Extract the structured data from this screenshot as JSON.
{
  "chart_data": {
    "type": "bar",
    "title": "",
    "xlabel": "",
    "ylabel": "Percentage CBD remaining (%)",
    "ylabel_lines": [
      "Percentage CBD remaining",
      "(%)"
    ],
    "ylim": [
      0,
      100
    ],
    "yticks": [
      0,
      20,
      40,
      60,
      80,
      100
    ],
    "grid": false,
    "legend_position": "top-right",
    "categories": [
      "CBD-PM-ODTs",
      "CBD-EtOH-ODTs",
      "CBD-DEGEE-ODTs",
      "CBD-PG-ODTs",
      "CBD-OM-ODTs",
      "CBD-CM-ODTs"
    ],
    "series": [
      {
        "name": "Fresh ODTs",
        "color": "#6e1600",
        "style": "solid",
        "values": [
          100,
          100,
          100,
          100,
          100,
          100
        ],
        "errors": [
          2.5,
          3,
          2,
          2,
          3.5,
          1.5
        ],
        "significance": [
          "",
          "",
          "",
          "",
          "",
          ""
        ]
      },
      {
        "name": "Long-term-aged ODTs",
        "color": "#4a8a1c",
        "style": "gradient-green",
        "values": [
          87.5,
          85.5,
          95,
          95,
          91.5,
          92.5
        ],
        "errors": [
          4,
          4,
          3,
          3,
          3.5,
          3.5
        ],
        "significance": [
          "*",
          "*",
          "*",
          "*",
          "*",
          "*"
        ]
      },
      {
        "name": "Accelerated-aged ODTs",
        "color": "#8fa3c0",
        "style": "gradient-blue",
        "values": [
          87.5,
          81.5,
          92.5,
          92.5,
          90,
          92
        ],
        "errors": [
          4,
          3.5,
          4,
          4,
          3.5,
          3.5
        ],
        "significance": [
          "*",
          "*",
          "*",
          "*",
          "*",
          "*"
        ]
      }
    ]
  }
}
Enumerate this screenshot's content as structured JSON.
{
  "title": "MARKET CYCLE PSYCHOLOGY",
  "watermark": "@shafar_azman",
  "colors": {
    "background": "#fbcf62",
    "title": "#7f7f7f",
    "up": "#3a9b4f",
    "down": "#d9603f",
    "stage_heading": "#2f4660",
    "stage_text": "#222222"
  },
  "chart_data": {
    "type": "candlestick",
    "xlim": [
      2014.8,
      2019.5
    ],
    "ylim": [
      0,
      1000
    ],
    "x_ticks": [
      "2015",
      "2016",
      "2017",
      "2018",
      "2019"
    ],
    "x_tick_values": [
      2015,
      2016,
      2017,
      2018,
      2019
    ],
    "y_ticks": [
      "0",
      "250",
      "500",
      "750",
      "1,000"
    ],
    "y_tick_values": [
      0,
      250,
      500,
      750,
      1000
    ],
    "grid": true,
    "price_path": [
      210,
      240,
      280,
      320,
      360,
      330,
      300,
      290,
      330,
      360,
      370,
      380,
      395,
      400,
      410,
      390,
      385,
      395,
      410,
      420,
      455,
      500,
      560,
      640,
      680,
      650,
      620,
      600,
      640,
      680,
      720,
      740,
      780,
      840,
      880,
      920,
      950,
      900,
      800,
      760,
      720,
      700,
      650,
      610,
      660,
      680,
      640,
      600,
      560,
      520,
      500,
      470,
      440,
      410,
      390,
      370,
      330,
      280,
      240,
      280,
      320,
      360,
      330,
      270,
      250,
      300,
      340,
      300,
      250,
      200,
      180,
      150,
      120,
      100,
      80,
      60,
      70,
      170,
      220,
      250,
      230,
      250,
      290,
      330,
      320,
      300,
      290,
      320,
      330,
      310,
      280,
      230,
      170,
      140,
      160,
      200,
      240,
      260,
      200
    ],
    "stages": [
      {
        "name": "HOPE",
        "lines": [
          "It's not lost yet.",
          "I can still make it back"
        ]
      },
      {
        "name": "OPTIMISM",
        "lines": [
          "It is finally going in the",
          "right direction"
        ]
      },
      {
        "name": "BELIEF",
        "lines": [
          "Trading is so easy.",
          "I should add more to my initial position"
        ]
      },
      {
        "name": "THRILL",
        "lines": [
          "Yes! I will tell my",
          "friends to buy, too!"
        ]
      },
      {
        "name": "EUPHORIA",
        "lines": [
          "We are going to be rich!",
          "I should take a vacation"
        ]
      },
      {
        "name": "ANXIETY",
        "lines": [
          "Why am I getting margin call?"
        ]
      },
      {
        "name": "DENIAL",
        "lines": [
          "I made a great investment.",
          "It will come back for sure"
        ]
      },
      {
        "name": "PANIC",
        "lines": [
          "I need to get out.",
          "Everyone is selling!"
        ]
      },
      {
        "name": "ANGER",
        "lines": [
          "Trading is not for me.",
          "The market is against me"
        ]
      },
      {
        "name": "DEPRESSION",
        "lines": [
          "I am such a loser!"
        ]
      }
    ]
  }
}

- _BRIEF_
Give a word-for-word copy of the records.

- _TASK RESPONSE_
Extract the structured data from this screenshot as JSON.
{
  "chart_data": {
    "type": "bar",
    "title": "",
    "xlabel": "",
    "ylabel": "Percentage CBD remaining (%)",
    "ylabel_lines": [
      "Percentage CBD remaining",
      "(%)"
    ],
    "ylim": [
      0,
      100
    ],
    "yticks": [
      0,
      20,
      40,
      60,
      80,
      100
    ],
    "grid": false,
    "legend_position": "top-right",
    "categories": [
      "CBD-PM-ODTs",
      "CBD-EtOH-ODTs",
      "CBD-DEGEE-ODTs",
      "CBD-PG-ODTs",
      "CBD-OM-ODTs",
      "CBD-CM-ODTs"
    ],
    "series": [
      {
        "name": "Fresh ODTs",
        "color": "#6e1600",
        "style": "solid",
        "values": [
          100,
          100,
          100,
          100,
          100,
          100
        ],
        "errors": [
          2.5,
          3,
          2,
          2,
          3.5,
          1.5
        ],
        "significance": [
          "",
          "",
          "",
          "",
          "",
          ""
        ]
      },
      {
        "name": "Long-term-aged ODTs",
        "color": "#4a8a1c",
        "style": "gradient-green",
        "values": [
          87.5,
          85.5,
          95,
          95,
          91.5,
          92.5
        ],
        "errors": [
          4,
          4,
          3,
          3,
          3.5,
          3.5
        ],
        "significance": [
          "*",
          "*",
          "*",
          "*",
          "*",
          "*"
        ]
      },
      {
        "name": "Accelerated-aged ODTs",
        "color": "#8fa3c0",
        "style": "gradient-blue",
        "values": [
          87.5,
          81.5,
          92.5,
          92.5,
          90,
          92
        ],
        "errors": [
          4,
          3.5,
          4,
          4,
          3.5,
          3.5
        ],
        "significance": [
          "*",
          "*",
          "*",
          "*",
          "*",
          "*"
        ]
      }
    ]
  }
}
Enumerate this screenshot's content as structured JSON.
{
  "title": "MARKET CYCLE PSYCHOLOGY",
  "watermark": "@shafar_azman",
  "colors": {
    "background": "#fbcf62",
    "title": "#7f7f7f",
    "up": "#3a9b4f",
    "down": "#d9603f",
    "stage_heading": "#2f4660",
    "stage_text": "#222222"
  },
  "chart_data": {
    "type": "candlestick",
    "xlim": [
      2014.8,
      2019.5
    ],
    "ylim": [
      0,
      1000
    ],
    "x_ticks": [
      "2015",
      "2016",
      "2017",
      "2018",
      "2019"
    ],
    "x_tick_values": [
      2015,
      2016,
      2017,
      2018,
      2019
    ],
    "y_ticks": [
      "0",
      "250",
      "500",
      "750",
      "1,000"
    ],
    "y_tick_values": [
      0,
      250,
      500,
      750,
      1000
    ],
    "grid": true,
    "price_path": [
      210,
      240,
      280,
      320,
      360,
      330,
      300,
      290,
      330,
      360,
      370,
      380,
      395,
      400,
      410,
      390,
      385,
      395,
      410,
      420,
      455,
      500,
      560,
      640,
      680,
      650,
      620,
      600,
      640,
      680,
      720,
      740,
      780,
      840,
      880,
      920,
      950,
      900,
      800,
      760,
      720,
      700,
      650,
      610,
      660,
      680,
      640,
      600,
      560,
      520,
      500,
      470,
      440,
      410,
      390,
      370,
      330,
      280,
      240,
      280,
      320,
      360,
      330,
      270,
      250,
      300,
      340,
      300,
      250,
      200,
      180,
      150,
      120,
      100,
      80,
      60,
      70,
      170,
      220,
      250,
      230,
      250,
      290,
      330,
      320,
      300,
      290,
      320,
      330,
      310,
      280,
      230,
      170,
      140,
      160,
      200,
      240,
      260,
      200
    ],
    "stages": [
      {
        "name": "HOPE",
        "lines": [
          "It's not lost yet.",
          "I can still make it back"
        ]
      },
      {
        "name": "OPTIMISM",
        "lines": [
          "It is finally going in the",
          "right direction"
        ]
      },
      {
        "name": "BELIEF",
        "lines": [
          "Trading is so easy.",
          "I should add more to my initial position"
        ]
      },
      {
        "name": "THRILL",
        "lines": [
          "Yes! I will tell my",
          "friends to buy, too!"
        ]
      },
      {
        "name": "EUPHORIA",
        "lines": [
          "We are going to be rich!",
          "I should take a vacation"
        ]
      },
      {
        "name": "ANXIETY",
        "lines": [
          "Why am I getting margin call?"
        ]
      },
      {
        "name": "DENIAL",
        "lines": [
          "I made a great investment.",
          "It will come back for sure"
        ]
      },
      {
        "name": "PANIC",
        "lines": [
          "I need to get out.",
          "Everyone is selling!"
        ]
      },
      {
        "name": "ANGER",
        "lines": [
          "Trading is not for me.",
          "The market is against me"
        ]
      },
      {
        "name": "DEPRESSION",
        "lines": [
          "I am such a loser!"
        ]
      }
    ]
  }
}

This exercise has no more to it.